Lift out each line of the data that holds "from".

───── RECORDS SUPPLIED

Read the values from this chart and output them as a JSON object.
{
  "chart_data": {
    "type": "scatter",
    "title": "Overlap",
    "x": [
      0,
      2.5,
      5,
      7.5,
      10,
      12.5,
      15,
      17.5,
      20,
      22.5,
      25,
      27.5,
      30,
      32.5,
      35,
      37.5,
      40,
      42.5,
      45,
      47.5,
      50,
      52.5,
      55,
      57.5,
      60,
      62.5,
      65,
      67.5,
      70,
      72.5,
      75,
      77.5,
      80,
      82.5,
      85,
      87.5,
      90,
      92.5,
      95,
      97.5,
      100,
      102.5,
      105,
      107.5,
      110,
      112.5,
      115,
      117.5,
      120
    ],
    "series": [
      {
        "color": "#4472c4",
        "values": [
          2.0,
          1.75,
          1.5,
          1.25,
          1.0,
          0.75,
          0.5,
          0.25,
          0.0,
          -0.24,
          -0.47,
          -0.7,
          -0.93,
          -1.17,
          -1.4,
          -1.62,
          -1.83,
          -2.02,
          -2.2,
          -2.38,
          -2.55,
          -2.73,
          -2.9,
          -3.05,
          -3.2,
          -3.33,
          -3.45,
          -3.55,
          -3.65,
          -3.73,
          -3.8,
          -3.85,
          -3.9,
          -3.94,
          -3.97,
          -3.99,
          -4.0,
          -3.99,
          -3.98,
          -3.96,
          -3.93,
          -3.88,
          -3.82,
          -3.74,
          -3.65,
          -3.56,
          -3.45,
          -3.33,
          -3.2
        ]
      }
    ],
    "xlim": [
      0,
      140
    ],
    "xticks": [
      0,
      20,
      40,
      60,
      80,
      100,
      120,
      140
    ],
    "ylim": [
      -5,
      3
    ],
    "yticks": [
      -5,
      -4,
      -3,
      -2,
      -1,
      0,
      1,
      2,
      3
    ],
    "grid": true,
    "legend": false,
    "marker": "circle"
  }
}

──────────
───── RECORDS SUPPLIED

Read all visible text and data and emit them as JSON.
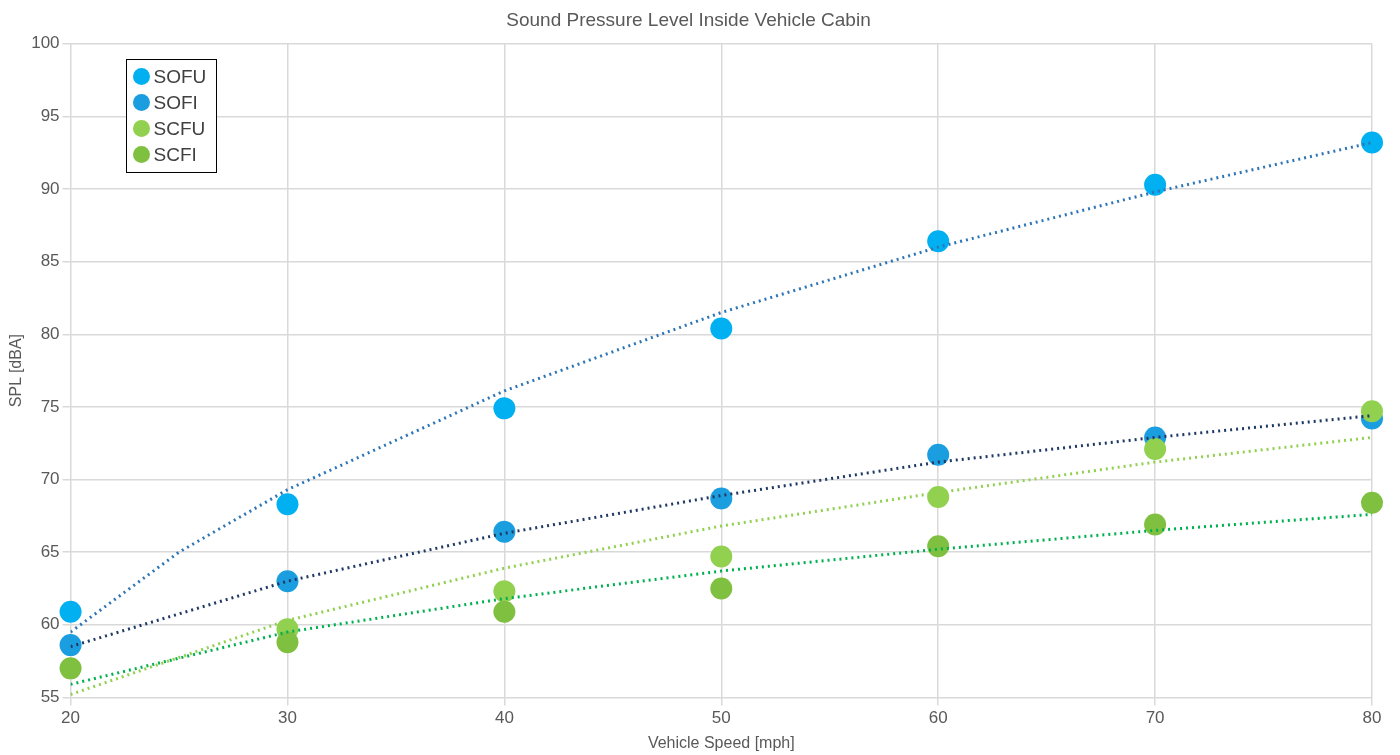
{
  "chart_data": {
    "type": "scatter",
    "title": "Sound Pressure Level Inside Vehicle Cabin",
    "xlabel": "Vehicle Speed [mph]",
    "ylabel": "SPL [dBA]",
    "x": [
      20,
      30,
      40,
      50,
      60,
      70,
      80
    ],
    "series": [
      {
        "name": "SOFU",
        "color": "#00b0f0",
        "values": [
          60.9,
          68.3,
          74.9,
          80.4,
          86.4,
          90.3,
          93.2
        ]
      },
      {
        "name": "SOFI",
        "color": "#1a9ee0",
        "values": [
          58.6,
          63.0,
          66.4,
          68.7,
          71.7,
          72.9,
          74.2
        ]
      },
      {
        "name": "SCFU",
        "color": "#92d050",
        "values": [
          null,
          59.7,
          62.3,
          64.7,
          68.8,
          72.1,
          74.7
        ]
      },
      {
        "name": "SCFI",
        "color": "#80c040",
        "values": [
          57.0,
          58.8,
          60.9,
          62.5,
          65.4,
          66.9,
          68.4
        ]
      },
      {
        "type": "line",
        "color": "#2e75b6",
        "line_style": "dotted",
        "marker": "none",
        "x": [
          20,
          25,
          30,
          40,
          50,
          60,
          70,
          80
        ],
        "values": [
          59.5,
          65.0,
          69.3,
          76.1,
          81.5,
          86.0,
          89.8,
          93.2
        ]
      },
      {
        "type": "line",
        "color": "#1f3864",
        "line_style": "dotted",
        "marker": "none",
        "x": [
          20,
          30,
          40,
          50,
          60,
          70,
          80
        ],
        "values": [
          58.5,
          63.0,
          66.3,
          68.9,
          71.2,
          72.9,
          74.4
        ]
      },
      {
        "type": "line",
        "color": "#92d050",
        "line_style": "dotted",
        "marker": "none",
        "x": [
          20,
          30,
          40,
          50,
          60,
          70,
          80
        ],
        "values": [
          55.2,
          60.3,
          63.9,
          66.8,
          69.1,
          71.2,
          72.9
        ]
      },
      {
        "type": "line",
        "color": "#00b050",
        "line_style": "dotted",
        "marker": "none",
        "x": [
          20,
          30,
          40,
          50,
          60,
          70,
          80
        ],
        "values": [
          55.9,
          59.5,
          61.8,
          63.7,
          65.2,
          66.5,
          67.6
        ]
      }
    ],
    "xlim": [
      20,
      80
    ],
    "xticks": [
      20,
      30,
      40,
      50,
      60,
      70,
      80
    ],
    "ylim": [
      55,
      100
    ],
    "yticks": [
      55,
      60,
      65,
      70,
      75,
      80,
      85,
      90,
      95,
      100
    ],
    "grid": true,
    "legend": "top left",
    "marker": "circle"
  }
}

──────────
───── RECORDS SUPPLIED

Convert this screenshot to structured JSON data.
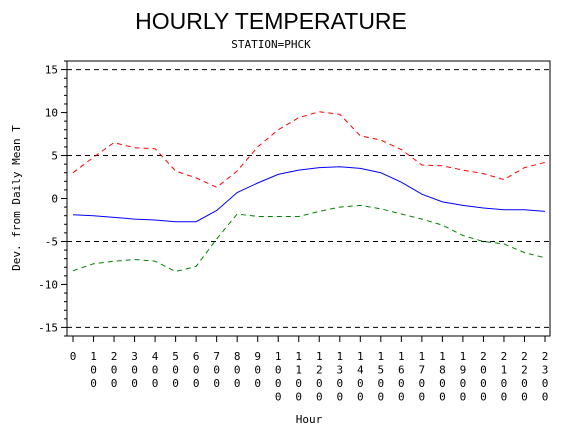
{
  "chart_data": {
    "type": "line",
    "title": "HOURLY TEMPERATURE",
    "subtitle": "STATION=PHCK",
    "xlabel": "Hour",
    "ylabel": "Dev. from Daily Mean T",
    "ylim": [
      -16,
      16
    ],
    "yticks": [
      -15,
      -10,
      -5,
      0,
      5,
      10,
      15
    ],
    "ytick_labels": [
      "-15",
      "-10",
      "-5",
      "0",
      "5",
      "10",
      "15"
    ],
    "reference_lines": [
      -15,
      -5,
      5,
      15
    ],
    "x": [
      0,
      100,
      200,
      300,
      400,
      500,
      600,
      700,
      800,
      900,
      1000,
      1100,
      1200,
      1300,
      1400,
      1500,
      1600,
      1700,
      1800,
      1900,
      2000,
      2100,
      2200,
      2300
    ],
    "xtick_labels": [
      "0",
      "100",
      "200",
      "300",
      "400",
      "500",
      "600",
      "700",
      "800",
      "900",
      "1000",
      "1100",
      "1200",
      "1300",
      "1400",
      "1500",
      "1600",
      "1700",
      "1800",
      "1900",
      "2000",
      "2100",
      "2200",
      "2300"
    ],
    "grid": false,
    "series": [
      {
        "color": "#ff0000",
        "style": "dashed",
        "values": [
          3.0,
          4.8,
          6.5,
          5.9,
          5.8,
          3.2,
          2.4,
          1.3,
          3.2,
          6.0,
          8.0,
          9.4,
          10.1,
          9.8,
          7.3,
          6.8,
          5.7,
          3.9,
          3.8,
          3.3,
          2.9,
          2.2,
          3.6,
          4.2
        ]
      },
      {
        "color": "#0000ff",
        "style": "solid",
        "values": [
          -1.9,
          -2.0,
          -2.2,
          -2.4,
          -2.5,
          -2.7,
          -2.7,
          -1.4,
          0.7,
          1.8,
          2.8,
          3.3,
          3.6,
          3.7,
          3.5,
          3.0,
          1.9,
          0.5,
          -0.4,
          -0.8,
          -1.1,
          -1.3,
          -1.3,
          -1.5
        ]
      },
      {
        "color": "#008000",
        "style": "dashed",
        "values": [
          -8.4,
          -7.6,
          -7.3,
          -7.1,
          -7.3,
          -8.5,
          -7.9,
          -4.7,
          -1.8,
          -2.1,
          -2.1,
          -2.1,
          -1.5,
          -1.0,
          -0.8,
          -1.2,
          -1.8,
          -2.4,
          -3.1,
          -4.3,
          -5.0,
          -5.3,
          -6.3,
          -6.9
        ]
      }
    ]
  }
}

──────────

RESULT FOR THIS TASK:
Read the values from this chart and output them as a JSON object.
    "ylabel": "Dev. from Daily Mean T",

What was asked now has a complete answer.